Exercise prompt ▸
In the data below, find each line containing the string "Estambul" and return it.

(Records excerpted from a collection)
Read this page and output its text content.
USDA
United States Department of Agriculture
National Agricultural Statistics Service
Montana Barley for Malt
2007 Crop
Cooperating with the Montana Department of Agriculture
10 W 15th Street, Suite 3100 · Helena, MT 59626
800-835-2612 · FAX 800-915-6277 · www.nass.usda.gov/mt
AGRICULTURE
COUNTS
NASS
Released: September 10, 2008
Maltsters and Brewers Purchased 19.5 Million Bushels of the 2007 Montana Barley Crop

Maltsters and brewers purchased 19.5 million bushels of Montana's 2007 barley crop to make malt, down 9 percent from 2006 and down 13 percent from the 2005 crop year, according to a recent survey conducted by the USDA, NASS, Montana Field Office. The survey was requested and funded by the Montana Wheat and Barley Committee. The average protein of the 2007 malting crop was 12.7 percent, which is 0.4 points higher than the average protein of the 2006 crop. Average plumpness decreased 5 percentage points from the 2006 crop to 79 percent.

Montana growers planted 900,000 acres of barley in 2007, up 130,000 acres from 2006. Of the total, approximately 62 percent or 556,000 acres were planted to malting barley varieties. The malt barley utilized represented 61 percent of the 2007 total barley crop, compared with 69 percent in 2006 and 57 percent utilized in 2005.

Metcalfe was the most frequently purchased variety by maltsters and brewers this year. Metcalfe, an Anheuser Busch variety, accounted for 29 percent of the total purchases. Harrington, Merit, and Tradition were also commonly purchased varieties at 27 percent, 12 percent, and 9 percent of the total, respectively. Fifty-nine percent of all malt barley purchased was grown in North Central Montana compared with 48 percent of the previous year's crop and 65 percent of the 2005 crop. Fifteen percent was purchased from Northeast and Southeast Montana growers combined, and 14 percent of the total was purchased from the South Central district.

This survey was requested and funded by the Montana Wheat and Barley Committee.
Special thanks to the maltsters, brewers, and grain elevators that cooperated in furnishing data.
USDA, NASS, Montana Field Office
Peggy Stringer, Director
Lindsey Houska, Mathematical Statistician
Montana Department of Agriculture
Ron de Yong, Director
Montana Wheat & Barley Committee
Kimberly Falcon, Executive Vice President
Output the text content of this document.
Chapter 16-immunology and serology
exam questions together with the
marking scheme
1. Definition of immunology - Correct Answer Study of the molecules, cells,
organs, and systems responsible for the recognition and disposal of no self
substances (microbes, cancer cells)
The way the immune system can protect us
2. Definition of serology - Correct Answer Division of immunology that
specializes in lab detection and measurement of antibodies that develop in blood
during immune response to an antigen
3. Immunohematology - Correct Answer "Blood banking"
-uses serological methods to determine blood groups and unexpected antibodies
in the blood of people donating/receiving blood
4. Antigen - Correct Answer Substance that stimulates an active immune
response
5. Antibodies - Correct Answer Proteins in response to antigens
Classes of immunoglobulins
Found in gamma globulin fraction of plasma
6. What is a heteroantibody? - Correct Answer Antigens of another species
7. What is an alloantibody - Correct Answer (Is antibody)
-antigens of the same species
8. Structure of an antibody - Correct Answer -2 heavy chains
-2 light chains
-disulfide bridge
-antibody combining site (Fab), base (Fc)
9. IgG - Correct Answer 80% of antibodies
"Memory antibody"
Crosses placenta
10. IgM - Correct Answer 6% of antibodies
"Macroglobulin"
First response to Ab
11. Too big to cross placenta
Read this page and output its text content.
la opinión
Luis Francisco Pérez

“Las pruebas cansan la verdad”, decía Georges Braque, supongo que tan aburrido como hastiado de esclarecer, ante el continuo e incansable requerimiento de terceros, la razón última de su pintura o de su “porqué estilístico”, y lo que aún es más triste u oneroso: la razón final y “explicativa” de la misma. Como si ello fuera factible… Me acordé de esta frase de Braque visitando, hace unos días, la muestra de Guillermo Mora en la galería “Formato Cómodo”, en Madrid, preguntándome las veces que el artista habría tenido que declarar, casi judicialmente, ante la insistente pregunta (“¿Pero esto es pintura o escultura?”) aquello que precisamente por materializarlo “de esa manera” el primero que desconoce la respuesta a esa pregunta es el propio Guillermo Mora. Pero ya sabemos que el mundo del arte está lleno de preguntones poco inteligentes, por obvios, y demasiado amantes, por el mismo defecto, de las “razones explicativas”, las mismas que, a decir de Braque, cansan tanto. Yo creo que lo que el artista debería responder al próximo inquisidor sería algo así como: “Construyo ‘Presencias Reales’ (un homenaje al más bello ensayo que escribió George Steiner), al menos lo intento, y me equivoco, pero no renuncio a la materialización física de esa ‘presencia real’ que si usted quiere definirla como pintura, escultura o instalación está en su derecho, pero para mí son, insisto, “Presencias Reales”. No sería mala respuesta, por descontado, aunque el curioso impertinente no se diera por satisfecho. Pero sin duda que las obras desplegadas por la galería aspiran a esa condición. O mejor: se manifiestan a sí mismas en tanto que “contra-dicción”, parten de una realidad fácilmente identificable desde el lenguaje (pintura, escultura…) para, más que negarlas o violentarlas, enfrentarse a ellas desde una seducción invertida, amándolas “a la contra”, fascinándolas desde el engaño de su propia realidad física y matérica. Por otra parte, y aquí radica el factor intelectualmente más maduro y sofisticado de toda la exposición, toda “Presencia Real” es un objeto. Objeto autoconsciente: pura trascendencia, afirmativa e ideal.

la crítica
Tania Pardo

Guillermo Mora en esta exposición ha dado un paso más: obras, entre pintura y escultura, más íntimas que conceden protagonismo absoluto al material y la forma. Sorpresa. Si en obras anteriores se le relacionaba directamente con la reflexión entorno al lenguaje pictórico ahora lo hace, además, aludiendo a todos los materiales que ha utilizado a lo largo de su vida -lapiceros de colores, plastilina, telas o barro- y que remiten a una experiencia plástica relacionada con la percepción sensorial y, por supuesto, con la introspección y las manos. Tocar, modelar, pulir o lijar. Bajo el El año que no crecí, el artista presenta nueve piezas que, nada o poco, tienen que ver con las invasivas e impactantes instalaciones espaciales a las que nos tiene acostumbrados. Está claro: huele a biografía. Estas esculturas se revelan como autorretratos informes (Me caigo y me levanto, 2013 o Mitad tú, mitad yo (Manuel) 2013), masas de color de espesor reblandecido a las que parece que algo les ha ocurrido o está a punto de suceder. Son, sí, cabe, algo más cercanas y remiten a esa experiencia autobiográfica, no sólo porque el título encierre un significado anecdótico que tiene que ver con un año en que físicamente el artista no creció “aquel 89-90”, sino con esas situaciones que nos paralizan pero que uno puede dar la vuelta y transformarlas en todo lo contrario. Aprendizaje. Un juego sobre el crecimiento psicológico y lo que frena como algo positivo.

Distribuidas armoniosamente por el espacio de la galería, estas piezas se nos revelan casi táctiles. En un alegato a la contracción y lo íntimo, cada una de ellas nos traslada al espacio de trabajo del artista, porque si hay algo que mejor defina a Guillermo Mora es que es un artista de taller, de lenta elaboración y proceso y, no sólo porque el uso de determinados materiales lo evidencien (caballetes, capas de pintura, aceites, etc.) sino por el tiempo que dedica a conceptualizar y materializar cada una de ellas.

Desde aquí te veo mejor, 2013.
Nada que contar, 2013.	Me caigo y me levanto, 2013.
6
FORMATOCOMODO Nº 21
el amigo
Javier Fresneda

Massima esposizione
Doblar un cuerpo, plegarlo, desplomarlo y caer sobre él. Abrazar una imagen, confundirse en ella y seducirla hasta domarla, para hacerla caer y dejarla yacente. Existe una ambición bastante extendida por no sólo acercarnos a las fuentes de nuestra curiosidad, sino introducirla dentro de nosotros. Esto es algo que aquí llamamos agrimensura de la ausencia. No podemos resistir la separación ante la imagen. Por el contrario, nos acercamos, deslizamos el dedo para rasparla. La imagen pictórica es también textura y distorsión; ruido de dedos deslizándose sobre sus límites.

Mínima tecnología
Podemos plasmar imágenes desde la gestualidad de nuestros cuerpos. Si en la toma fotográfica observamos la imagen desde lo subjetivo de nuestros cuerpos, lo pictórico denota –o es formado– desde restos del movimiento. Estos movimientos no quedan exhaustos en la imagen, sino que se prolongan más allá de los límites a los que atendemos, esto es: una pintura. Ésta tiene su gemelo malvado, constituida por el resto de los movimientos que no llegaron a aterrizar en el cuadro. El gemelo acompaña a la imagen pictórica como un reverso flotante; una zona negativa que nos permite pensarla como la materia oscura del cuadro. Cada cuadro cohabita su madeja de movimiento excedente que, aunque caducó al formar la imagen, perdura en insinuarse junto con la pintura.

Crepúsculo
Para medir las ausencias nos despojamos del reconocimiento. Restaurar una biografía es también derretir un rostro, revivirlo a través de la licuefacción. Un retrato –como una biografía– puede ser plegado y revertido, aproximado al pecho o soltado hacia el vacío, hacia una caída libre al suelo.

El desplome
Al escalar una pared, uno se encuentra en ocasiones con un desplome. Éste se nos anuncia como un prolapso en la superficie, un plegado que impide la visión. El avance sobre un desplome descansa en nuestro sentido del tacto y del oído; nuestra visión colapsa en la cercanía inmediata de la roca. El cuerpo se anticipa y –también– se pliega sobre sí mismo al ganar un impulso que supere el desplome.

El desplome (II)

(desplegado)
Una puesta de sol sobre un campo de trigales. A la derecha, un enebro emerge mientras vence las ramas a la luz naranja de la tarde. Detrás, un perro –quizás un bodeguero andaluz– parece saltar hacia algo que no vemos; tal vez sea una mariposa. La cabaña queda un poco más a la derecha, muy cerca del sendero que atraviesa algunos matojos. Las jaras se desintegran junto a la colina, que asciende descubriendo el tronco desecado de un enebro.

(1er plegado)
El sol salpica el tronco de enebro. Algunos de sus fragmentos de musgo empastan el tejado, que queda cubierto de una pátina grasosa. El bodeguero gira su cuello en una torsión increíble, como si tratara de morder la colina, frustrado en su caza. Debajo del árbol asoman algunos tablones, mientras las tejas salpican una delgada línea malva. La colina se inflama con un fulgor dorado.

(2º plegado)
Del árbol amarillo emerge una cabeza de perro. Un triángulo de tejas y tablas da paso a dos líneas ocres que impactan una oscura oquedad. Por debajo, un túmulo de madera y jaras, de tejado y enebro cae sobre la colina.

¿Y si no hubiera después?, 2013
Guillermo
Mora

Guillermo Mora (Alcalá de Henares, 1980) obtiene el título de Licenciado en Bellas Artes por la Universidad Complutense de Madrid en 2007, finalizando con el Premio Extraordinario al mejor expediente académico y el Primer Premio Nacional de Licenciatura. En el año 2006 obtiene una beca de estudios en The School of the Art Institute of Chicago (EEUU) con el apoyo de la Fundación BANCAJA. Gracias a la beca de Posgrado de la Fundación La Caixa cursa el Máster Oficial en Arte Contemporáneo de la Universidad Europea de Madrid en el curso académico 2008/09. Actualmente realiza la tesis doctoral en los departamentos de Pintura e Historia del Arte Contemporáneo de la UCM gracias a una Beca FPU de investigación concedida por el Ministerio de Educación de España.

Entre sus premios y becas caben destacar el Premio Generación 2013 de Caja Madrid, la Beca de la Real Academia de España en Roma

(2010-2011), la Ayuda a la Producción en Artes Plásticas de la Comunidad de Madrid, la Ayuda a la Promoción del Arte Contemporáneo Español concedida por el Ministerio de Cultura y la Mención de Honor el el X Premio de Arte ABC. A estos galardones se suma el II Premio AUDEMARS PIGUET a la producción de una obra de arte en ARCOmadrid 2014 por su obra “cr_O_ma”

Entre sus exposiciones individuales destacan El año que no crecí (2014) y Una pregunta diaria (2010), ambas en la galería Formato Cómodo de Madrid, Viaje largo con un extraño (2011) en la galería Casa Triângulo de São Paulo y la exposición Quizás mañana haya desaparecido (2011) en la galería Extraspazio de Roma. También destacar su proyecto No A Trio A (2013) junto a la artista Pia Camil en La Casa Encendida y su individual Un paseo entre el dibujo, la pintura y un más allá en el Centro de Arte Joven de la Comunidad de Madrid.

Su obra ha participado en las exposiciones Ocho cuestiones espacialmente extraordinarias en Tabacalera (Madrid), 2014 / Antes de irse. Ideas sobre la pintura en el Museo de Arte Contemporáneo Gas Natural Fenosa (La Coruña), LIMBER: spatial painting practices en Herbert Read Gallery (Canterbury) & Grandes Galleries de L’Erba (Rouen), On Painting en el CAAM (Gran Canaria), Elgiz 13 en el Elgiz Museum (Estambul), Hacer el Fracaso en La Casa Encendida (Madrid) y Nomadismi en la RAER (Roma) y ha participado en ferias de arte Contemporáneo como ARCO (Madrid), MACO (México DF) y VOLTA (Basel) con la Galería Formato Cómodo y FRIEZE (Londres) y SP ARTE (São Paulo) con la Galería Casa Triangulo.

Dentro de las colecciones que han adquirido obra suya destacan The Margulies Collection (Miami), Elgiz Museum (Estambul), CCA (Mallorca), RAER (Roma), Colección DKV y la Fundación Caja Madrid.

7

Task output ▸
Su obra ha participado en las exposiciones Ocho cuestiones espacialmente extraordinarias en Tabacalera (Madrid), 2014 / Antes de irse. Ideas sobre la pintura en el Museo de Arte Contemporáneo Gas Natural Fenosa (La Coruña), LIMBER: spatial painting practices en Herbert Read Gallery (Canterbury) & Grandes Galleries de L’Erba (Rouen), On Painting en el CAAM (Gran Canaria), Elgiz 13 en el Elgiz Museum (Estambul), Hacer el Fracaso en La Casa Encendida (Madrid) y Nomadismi en la RAER (Roma) y ha participado en ferias de arte Contemporáneo como ARCO (Madrid), MACO (México DF) y VOLTA (Basel) con la Galería Formato Cómodo y FRIEZE (Londres) y SP ARTE (São Paulo) con la Galería Casa Triangulo.
Dentro de las colecciones que han adquirido obra suya destacan The Margulies Collection (Miami), Elgiz Museum (Estambul), CCA (Mallorca), RAER (Roma), Colección DKV y la Fundación Caja Madrid.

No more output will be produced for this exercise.